Look through the listing below and give the number of lines that hold "data". Say nothing more.

— BEGIN EXERCISE MATERIAL —

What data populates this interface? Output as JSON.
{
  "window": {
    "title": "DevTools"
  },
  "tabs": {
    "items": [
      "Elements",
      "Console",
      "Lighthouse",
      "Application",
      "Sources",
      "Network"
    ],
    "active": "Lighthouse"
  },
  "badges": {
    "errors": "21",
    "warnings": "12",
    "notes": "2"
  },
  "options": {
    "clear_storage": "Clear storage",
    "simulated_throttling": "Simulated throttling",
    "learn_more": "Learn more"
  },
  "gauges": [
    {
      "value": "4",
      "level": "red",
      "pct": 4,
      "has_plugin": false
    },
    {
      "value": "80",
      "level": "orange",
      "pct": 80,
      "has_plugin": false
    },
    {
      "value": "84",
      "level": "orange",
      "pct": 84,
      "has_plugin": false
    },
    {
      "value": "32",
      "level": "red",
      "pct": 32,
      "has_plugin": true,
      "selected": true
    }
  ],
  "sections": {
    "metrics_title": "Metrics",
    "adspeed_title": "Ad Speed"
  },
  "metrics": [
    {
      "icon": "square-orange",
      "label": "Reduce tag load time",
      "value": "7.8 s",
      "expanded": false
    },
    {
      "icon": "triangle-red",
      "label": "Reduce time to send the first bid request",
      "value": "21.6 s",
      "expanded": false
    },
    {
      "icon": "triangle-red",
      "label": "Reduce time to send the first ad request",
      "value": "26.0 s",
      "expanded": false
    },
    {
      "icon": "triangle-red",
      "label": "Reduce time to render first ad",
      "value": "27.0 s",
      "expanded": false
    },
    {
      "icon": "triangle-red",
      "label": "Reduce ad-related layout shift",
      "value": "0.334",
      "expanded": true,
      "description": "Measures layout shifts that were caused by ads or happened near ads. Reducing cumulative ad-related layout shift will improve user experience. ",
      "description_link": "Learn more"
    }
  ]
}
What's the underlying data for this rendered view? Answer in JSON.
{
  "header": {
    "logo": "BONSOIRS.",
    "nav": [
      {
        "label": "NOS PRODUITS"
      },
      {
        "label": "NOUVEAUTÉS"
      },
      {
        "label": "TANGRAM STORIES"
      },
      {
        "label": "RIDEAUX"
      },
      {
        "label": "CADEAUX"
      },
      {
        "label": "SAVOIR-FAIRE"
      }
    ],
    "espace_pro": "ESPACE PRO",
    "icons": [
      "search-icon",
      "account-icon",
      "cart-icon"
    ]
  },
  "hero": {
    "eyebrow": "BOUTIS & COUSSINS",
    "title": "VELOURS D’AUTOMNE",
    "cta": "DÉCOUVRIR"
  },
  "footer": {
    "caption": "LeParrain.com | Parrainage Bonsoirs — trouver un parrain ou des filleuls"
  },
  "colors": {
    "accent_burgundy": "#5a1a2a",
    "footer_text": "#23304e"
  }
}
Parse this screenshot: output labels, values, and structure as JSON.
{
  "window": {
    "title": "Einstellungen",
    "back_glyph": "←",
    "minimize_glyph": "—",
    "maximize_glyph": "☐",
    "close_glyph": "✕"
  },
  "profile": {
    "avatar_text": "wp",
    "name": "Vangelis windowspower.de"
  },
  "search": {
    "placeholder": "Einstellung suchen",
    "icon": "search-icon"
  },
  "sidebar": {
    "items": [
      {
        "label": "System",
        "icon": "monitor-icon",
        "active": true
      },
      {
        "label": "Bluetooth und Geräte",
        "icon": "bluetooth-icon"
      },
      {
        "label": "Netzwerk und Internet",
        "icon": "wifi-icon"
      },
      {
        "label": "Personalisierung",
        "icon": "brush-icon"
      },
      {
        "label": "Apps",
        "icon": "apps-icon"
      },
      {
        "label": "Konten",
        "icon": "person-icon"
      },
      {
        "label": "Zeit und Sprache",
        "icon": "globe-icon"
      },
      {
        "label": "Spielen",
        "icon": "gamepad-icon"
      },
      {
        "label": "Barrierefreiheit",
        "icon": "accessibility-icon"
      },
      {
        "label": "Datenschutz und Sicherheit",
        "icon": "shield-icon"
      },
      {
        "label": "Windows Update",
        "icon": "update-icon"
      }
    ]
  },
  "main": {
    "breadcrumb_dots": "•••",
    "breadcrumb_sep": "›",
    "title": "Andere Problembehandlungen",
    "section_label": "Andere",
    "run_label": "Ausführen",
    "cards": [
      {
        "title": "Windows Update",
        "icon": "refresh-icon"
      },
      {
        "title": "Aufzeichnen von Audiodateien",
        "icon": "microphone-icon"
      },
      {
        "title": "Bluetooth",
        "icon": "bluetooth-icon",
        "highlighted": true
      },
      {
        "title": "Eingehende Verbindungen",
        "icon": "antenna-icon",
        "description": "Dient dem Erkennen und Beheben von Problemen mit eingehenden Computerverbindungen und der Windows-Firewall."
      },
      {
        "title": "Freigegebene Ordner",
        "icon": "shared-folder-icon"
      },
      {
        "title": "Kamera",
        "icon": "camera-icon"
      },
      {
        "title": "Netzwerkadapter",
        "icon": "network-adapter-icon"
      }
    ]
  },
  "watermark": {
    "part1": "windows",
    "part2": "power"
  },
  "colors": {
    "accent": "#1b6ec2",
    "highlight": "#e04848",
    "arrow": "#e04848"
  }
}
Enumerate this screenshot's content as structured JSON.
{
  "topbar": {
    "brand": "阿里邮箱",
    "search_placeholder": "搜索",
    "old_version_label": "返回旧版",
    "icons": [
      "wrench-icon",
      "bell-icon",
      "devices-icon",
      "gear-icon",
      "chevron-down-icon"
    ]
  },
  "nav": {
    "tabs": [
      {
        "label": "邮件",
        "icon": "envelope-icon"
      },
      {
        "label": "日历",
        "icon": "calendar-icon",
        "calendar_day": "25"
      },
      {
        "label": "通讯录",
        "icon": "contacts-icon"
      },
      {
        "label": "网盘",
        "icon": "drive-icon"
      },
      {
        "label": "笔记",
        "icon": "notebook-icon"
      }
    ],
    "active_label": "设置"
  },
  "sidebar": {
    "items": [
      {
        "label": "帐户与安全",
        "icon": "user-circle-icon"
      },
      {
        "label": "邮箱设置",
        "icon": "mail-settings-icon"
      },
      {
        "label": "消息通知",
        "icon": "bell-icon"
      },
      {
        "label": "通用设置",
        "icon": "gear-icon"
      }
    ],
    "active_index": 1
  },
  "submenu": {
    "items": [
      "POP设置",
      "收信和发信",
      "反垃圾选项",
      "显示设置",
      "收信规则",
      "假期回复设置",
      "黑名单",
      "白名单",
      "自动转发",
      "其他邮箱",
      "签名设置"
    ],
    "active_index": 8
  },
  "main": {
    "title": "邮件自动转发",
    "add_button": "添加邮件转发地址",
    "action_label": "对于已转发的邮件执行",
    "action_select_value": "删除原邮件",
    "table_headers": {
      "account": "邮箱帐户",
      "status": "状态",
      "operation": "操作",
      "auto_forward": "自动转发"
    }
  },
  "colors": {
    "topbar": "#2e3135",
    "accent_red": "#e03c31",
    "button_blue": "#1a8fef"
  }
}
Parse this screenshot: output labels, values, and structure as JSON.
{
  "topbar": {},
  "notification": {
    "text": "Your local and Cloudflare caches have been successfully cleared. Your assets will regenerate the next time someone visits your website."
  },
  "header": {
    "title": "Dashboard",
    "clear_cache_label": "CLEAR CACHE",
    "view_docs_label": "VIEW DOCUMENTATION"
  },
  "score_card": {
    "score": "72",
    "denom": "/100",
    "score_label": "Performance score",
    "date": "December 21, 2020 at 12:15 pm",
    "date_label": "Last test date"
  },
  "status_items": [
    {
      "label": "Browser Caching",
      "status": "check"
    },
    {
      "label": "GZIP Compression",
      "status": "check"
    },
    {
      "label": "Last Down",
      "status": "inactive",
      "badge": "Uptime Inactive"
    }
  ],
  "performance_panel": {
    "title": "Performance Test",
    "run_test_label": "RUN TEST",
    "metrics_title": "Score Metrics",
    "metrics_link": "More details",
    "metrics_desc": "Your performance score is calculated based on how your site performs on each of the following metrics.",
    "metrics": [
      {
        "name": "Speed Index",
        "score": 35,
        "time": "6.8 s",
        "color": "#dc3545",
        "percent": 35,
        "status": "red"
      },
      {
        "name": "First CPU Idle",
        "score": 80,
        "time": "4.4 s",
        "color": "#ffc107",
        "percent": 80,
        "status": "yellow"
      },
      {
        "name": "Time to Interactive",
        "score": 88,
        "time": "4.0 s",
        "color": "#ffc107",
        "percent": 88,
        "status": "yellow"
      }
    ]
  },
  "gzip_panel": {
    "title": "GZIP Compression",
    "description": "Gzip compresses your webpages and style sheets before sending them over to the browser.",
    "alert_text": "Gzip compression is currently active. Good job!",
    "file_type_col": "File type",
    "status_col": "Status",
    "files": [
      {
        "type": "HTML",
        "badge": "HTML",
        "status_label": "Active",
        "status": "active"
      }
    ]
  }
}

— END EXERCISE MATERIAL —

▶ **REPLY**:
2